>>>>>
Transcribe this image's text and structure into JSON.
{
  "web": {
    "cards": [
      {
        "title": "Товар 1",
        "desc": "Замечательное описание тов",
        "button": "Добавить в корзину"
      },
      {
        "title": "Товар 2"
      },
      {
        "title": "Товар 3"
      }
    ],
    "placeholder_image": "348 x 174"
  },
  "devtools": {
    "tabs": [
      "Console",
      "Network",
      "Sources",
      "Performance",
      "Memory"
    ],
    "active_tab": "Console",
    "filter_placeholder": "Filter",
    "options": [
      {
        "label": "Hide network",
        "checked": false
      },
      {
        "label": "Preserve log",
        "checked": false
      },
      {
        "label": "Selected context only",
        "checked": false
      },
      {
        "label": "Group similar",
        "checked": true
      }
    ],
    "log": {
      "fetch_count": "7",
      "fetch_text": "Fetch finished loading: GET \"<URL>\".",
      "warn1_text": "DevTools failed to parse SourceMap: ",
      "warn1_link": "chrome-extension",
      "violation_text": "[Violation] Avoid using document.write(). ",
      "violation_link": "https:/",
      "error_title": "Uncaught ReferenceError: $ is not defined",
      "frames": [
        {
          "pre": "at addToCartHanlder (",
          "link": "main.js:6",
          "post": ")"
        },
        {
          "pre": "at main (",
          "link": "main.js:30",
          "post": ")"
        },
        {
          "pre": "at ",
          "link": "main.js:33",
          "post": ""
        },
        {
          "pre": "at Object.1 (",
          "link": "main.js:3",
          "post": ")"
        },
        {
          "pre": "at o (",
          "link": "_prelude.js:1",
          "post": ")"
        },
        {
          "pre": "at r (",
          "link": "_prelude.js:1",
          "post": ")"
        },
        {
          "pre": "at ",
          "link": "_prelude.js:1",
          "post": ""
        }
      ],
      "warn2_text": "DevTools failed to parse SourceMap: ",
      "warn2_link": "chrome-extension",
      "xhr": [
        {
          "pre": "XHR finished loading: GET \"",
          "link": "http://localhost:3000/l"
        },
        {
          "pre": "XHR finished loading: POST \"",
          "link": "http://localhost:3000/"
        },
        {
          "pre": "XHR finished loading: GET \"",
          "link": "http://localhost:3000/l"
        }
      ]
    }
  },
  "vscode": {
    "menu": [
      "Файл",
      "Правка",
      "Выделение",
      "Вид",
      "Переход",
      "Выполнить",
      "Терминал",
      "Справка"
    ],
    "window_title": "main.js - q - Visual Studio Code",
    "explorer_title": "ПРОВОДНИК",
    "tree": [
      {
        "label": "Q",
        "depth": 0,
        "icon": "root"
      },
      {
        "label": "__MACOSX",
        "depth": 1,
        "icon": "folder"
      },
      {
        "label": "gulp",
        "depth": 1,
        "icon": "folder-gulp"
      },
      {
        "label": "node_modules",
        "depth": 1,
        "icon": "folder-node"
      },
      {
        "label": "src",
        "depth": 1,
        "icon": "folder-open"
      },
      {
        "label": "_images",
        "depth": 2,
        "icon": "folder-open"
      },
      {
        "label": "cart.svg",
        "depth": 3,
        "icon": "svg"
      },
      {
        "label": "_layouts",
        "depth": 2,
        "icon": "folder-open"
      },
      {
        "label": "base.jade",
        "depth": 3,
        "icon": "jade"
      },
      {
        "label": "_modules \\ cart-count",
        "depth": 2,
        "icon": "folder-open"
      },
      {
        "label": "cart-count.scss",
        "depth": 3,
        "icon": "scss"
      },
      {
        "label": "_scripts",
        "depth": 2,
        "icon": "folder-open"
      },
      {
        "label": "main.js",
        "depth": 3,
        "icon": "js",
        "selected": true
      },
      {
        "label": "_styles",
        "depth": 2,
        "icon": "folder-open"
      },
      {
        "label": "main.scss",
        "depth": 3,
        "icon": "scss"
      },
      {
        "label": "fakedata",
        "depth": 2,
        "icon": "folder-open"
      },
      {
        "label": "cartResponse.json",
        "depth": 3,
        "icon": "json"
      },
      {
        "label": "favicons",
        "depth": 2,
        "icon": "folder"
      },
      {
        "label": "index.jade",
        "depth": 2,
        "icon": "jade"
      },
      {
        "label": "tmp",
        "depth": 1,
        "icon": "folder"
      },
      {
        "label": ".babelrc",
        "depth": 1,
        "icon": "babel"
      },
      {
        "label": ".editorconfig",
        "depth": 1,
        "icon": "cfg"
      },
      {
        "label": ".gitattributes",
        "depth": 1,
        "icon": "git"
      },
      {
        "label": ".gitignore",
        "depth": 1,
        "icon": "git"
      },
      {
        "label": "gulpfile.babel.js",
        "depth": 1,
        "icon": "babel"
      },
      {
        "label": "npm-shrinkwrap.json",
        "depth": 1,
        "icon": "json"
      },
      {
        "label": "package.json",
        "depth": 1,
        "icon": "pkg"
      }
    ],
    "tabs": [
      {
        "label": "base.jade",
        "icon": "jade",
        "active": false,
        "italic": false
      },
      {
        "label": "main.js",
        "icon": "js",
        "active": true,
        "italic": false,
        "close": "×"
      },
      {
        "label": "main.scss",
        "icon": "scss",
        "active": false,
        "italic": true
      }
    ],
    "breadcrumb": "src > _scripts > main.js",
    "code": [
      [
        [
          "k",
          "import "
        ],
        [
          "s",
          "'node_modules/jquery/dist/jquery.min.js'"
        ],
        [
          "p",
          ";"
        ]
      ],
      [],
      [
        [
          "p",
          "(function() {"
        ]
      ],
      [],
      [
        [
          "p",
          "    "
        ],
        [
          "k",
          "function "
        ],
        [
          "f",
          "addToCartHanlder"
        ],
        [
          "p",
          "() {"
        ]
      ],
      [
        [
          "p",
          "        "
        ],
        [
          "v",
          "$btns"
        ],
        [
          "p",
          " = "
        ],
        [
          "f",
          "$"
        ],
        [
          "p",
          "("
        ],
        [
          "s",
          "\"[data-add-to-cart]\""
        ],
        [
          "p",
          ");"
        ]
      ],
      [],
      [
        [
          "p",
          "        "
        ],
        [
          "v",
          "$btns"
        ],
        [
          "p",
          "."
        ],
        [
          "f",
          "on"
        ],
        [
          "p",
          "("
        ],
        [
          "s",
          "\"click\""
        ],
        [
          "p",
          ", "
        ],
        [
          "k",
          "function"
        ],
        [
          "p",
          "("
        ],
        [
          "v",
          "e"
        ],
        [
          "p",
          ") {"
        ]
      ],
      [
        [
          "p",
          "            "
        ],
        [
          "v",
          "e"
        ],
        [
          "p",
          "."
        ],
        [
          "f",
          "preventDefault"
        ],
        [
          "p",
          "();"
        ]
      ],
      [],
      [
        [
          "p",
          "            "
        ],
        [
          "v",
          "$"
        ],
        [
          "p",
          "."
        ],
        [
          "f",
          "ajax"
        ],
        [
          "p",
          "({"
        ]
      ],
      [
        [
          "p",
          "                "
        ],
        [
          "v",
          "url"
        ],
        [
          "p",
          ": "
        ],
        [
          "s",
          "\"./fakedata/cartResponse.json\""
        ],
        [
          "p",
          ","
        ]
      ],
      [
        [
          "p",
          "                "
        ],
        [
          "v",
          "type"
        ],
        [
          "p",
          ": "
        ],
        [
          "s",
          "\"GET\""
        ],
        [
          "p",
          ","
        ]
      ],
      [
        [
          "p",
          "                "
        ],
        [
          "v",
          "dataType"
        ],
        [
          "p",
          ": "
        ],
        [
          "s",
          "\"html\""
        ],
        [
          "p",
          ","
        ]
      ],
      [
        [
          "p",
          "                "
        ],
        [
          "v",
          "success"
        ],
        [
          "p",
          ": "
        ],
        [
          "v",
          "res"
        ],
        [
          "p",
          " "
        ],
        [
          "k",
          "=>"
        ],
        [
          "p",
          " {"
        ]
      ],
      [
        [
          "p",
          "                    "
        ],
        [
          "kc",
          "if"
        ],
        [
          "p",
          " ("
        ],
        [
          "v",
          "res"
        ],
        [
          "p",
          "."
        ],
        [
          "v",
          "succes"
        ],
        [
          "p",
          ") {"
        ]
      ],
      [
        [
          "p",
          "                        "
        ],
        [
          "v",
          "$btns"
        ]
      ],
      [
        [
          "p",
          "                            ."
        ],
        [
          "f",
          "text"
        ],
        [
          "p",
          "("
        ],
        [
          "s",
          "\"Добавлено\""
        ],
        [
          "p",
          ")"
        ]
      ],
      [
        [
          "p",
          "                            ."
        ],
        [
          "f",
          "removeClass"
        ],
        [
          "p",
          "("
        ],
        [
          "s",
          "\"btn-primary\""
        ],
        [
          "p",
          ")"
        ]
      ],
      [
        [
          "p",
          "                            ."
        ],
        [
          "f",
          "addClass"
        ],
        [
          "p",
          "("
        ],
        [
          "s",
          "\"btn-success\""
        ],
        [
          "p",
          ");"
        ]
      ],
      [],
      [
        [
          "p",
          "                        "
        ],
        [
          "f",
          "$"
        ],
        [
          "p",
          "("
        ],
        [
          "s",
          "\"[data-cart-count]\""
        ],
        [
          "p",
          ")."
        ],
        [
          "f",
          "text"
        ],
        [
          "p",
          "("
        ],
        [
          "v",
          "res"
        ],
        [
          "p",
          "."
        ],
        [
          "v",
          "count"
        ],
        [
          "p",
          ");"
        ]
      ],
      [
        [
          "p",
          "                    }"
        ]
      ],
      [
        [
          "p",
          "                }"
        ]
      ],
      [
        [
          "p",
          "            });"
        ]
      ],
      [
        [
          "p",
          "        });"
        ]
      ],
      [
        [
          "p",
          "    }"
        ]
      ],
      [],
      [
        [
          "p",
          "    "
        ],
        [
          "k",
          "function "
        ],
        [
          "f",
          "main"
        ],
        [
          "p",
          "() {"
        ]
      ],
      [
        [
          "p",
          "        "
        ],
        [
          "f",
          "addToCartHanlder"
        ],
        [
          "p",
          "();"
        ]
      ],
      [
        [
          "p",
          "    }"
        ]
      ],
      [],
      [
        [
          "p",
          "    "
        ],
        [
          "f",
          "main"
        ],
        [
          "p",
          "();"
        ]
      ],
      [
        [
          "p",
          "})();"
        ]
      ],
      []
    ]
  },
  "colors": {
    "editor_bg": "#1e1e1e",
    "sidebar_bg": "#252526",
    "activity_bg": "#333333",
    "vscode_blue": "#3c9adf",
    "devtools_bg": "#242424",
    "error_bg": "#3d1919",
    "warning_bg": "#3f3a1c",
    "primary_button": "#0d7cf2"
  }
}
<<<<<
Your task is to report how many lines of the material include the string "failed". Give the number and no other words.

2